# GIVEN INSTRUCTION
From the entries below, copy out every line with "marker" in it.

# INFORMATION SUPPLIED

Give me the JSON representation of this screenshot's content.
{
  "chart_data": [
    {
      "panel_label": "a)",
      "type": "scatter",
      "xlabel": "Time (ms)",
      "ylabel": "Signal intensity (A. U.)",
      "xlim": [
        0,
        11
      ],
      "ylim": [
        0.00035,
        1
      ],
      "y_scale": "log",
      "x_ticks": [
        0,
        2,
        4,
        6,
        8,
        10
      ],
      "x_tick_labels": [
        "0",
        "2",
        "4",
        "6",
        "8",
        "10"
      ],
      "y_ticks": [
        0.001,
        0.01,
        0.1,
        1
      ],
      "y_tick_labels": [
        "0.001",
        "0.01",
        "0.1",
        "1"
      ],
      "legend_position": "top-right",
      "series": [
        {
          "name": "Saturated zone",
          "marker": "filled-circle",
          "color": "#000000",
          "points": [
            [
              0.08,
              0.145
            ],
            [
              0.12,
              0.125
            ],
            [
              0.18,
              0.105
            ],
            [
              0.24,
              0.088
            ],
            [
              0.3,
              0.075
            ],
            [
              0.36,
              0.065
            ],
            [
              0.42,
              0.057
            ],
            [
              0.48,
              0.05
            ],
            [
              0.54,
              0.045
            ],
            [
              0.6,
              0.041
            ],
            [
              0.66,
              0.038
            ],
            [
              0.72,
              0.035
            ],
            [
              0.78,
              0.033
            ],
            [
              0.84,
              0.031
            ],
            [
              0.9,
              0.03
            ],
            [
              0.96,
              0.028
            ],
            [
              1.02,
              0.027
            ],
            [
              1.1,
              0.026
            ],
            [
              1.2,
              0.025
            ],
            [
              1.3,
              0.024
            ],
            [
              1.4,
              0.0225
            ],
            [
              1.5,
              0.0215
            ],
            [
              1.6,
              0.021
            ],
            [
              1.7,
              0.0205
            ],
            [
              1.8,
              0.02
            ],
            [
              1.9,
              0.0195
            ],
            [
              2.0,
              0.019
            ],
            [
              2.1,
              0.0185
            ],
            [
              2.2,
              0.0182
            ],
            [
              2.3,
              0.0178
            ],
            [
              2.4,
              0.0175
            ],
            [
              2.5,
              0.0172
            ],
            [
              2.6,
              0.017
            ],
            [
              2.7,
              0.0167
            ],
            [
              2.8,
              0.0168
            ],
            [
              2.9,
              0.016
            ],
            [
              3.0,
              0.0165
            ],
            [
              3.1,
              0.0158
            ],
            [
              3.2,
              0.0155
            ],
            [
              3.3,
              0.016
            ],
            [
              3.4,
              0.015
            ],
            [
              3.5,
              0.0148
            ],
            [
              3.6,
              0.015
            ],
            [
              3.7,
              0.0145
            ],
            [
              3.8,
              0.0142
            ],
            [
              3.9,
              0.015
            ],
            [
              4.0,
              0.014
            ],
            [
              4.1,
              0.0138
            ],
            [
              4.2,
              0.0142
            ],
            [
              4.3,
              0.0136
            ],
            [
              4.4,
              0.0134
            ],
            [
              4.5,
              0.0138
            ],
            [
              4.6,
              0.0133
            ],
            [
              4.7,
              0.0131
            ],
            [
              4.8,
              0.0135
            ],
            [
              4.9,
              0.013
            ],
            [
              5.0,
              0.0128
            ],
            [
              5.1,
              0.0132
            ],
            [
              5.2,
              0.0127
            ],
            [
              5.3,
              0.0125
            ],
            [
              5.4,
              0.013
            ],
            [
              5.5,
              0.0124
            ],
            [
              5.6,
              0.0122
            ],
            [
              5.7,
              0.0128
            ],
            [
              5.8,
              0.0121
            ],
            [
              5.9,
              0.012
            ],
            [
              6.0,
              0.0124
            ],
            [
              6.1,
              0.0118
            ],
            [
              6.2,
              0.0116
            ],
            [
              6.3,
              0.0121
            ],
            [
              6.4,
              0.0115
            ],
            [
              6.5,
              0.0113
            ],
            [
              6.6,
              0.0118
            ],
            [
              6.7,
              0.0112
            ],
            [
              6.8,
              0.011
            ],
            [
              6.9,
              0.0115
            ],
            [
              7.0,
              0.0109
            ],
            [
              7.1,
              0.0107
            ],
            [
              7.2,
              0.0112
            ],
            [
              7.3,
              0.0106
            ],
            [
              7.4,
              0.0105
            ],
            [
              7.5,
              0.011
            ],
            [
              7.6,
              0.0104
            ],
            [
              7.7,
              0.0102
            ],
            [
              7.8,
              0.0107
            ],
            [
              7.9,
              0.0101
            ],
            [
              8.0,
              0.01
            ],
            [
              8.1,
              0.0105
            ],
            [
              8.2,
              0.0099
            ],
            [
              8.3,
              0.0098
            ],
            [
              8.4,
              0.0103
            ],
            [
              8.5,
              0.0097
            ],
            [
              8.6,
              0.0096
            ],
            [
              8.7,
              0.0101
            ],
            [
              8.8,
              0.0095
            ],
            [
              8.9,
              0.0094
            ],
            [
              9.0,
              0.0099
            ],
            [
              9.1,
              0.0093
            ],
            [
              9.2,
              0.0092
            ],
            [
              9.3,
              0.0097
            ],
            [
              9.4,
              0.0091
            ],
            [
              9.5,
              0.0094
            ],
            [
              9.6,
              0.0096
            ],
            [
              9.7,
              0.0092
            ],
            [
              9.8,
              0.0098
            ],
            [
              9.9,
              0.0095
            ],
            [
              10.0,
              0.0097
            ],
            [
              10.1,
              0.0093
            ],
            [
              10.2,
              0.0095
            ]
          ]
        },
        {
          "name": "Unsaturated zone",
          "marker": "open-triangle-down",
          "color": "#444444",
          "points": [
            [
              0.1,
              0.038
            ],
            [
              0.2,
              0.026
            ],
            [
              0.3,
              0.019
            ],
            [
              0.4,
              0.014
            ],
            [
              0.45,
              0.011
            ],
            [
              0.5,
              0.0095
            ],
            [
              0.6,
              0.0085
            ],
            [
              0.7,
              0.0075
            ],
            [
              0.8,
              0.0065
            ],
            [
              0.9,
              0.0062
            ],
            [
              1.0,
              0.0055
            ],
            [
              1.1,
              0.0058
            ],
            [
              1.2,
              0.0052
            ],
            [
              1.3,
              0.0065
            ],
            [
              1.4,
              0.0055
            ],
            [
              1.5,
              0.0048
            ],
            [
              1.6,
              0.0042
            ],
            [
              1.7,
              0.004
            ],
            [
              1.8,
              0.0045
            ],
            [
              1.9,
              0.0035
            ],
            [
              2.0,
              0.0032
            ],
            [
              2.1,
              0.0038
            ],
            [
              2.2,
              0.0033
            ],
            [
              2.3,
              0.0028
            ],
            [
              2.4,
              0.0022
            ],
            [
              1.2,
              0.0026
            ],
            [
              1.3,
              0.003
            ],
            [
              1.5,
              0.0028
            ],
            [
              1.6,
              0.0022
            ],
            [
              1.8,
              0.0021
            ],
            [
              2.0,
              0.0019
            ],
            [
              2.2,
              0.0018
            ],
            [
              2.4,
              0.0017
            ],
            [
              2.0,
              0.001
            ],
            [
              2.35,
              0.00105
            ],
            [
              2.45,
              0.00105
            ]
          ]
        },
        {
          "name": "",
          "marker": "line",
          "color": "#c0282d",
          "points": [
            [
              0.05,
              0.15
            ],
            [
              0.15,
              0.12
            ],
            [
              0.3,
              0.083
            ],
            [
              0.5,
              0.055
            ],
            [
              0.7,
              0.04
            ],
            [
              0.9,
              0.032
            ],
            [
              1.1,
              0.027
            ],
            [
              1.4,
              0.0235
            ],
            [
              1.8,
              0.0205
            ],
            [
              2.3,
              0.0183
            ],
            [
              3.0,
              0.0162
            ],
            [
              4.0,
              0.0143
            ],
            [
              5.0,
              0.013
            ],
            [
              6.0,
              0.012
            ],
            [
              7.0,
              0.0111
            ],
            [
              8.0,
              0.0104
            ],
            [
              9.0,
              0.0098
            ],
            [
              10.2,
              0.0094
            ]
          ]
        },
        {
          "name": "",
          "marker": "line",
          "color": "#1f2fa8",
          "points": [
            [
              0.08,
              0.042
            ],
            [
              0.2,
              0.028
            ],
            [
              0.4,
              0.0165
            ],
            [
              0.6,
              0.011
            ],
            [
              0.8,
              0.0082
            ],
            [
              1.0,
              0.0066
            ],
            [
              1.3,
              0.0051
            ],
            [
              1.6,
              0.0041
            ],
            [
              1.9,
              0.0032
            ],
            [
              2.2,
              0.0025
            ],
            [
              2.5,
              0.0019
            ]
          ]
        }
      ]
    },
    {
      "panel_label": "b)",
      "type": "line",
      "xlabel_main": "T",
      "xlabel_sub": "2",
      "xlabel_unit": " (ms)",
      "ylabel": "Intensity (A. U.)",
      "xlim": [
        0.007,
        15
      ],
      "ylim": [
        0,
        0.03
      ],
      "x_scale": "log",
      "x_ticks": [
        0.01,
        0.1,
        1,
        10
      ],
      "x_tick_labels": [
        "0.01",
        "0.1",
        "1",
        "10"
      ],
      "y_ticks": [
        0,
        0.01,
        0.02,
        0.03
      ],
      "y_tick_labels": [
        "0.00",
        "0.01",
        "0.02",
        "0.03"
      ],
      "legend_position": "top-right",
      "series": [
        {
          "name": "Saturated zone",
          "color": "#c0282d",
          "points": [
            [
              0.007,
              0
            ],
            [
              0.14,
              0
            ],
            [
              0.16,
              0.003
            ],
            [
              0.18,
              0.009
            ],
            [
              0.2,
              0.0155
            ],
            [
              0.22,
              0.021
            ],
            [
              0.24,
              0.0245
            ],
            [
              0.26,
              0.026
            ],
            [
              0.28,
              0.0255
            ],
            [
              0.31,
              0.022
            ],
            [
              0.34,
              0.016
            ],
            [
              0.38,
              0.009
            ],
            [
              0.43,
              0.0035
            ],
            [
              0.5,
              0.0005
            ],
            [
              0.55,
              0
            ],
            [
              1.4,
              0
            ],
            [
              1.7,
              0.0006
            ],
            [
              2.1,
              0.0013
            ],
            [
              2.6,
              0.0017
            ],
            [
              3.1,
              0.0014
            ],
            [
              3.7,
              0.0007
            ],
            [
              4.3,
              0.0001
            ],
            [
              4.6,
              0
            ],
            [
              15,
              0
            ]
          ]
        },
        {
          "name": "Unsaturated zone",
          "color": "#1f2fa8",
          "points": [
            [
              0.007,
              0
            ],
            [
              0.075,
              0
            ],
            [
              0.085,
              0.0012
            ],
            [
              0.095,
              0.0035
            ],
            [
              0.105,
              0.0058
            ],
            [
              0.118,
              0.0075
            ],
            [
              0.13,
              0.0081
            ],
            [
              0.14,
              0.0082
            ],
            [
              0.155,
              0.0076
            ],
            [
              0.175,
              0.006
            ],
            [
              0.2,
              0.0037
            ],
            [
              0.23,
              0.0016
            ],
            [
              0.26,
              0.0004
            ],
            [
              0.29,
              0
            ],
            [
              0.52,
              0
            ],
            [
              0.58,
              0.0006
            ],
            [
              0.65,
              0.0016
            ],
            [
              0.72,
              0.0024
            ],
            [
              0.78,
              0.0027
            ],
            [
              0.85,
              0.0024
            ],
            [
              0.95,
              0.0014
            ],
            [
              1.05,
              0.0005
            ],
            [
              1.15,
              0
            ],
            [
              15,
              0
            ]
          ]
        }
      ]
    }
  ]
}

# RESULT OF THIS EXERCISE
          "marker": "filled-circle",
          "marker": "open-triangle-down",
          "marker": "line",
          "marker": "line",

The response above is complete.